**SHORT EXERCISE**
Reproduce the listing below without changes, except that pictures are left out.

**DATA FOR PROCESSING**
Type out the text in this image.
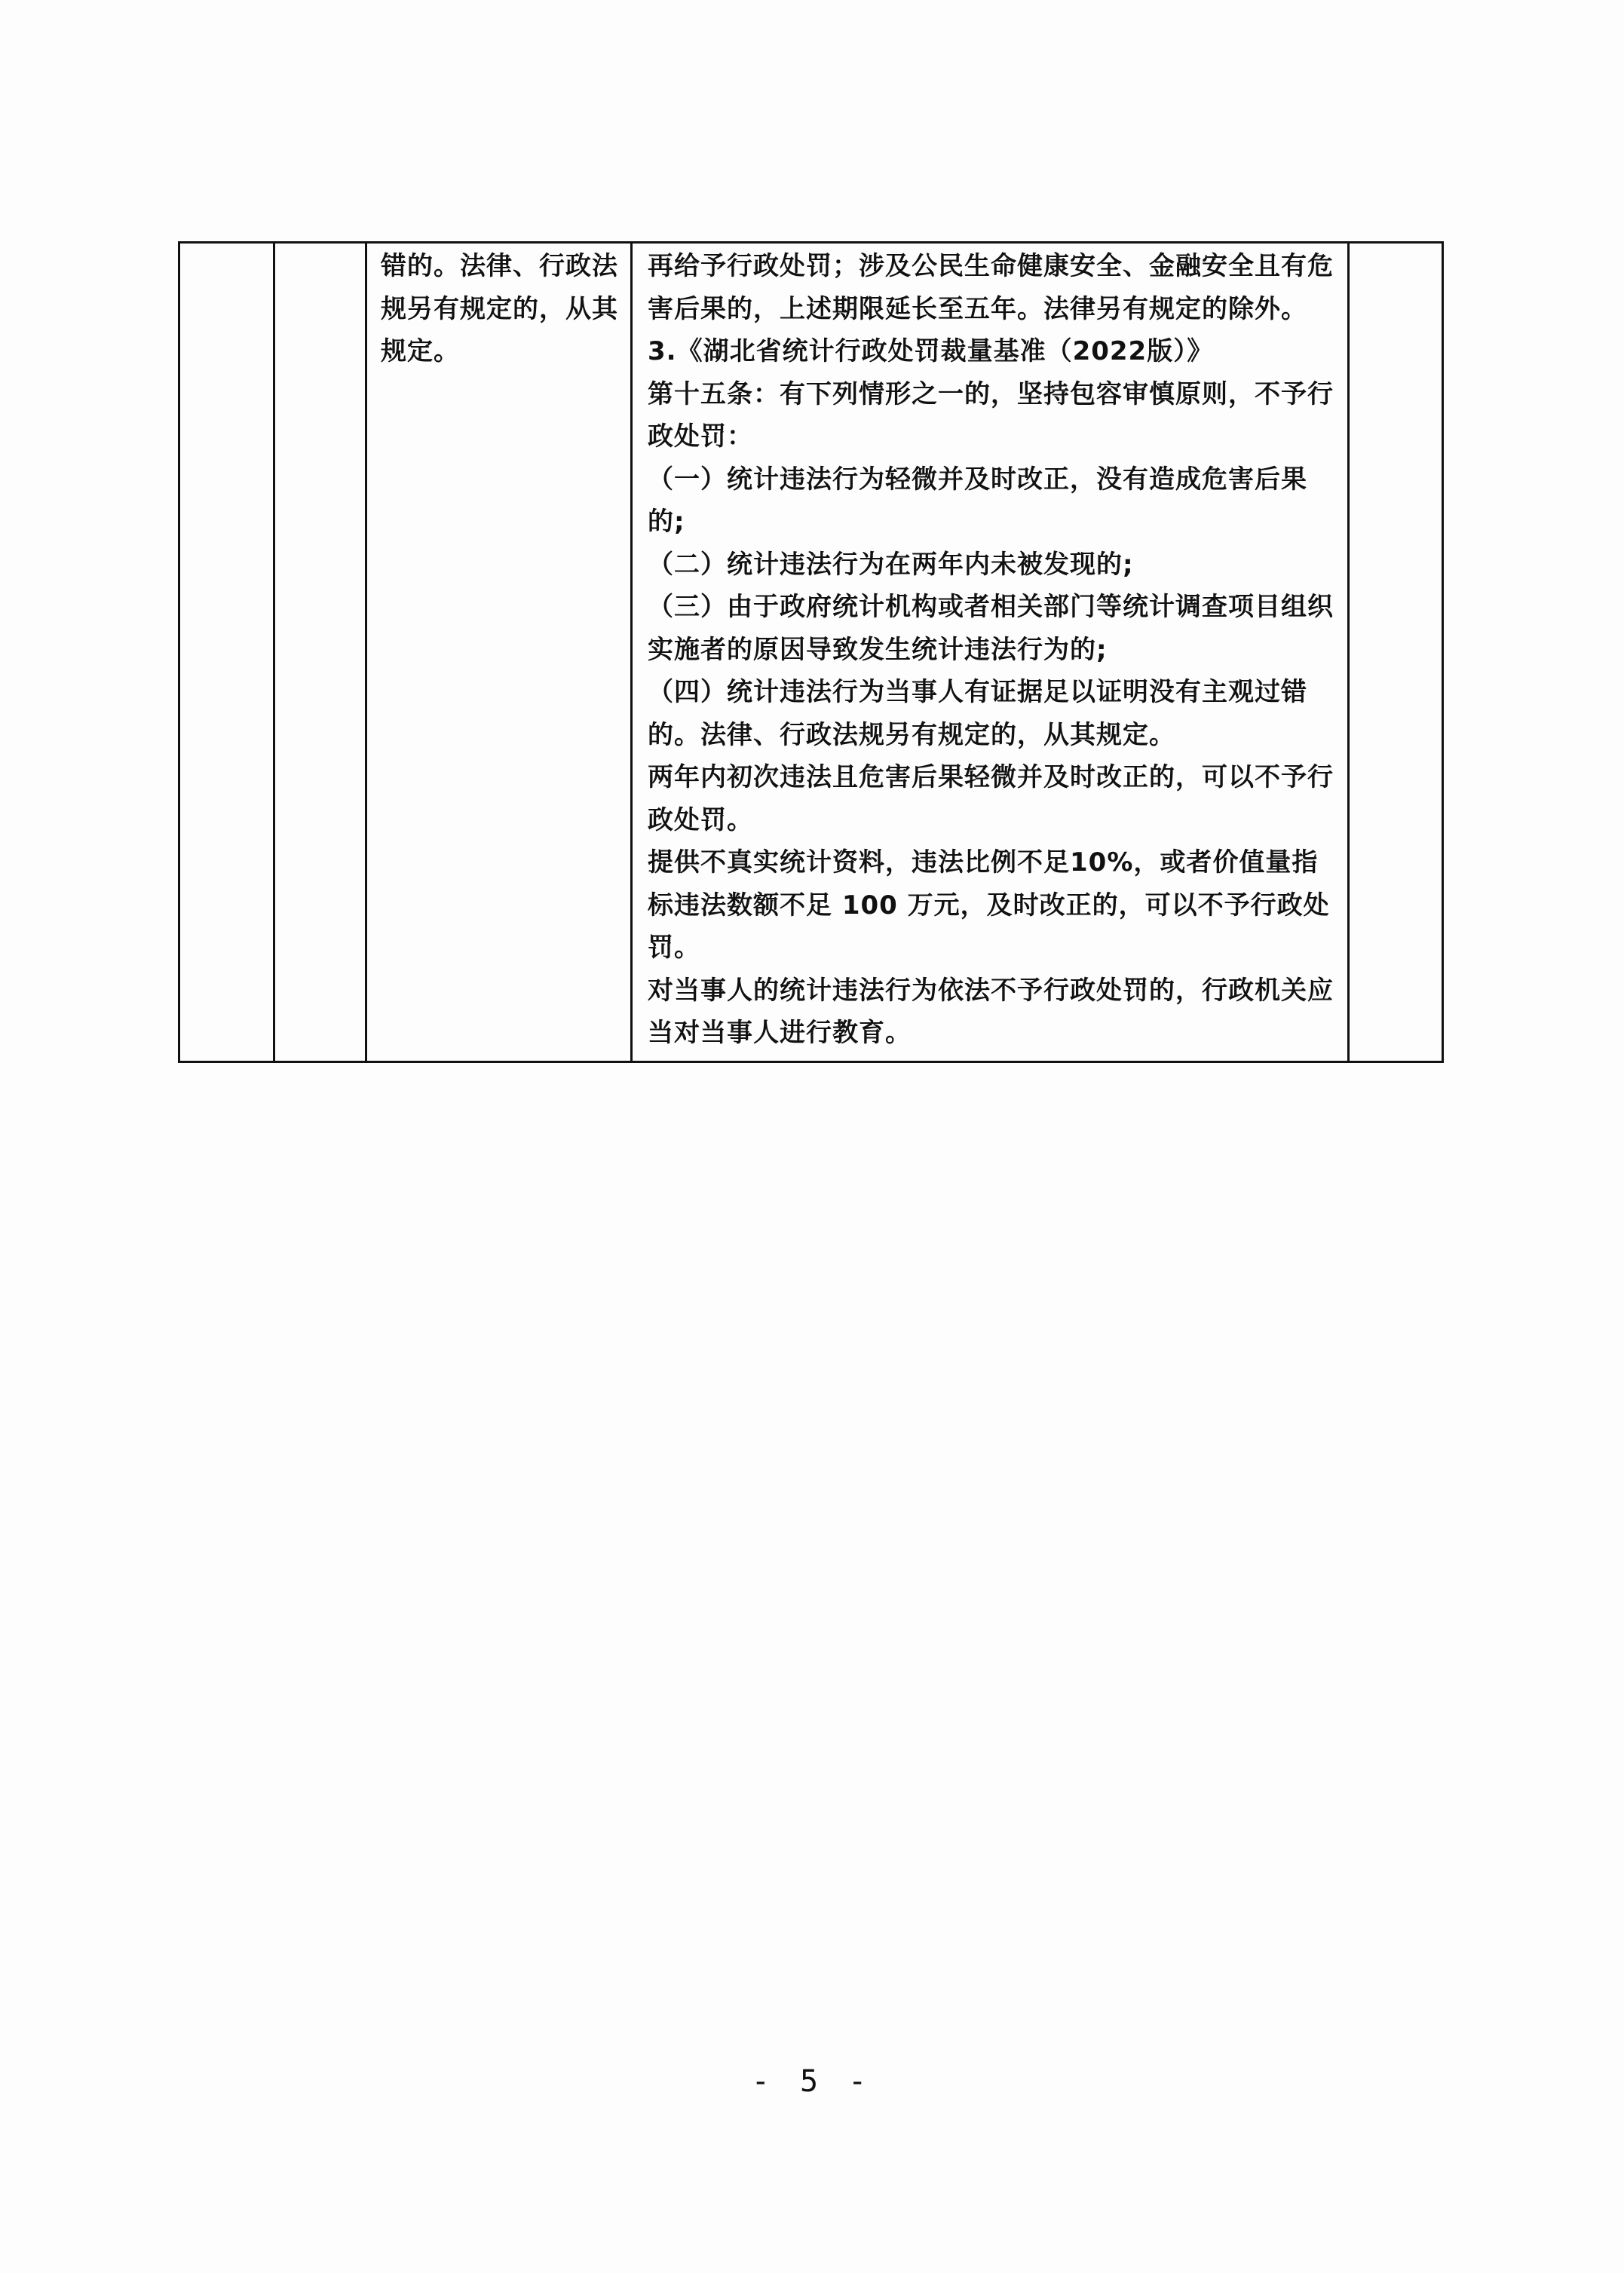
错的。法律、行政法规另有规定的，从其规定。

再给予行政处罚；涉及公民生命健康安全、金融安全且有危害后果的，上述期限延长至五年。法律另有规定的除外。

3.《湖北省统计行政处罚裁量基准（2022版）》

第十五条：有下列情形之一的，坚持包容审慎原则，不予行政处罚：

（一）统计违法行为轻微并及时改正，没有造成危害后果的;

（二）统计违法行为在两年内未被发现的;

（三）由于政府统计机构或者相关部门等统计调查项目组织实施者的原因导致发生统计违法行为的;

（四）统计违法行为当事人有证据足以证明没有主观过错的。法律、行政法规另有规定的，从其规定。

两年内初次违法且危害后果轻微并及时改正的，可以不予行政处罚。

提供不真实统计资料，违法比例不足10%，或者价值量指标违法数额不足 100 万元，及时改正的，可以不予行政处罚。

对当事人的统计违法行为依法不予行政处罚的，行政机关应当对当事人进行教育。

- 5 -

**RESPONSE TO THIS EXERCISE**
Type out the text in this image.
错的。法律、行政法规另有规定的，从其规定。

再给予行政处罚；涉及公民生命健康安全、金融安全且有危害后果的，上述期限延长至五年。法律另有规定的除外。

3.《湖北省统计行政处罚裁量基准（2022版）》

第十五条：有下列情形之一的，坚持包容审慎原则，不予行政处罚：

（一）统计违法行为轻微并及时改正，没有造成危害后果的;

（二）统计违法行为在两年内未被发现的;

（三）由于政府统计机构或者相关部门等统计调查项目组织实施者的原因导致发生统计违法行为的;

（四）统计违法行为当事人有证据足以证明没有主观过错的。法律、行政法规另有规定的，从其规定。

两年内初次违法且危害后果轻微并及时改正的，可以不予行政处罚。

提供不真实统计资料，违法比例不足10%，或者价值量指标违法数额不足 100 万元，及时改正的，可以不予行政处罚。

对当事人的统计违法行为依法不予行政处罚的，行政机关应当对当事人进行教育。

- 5 -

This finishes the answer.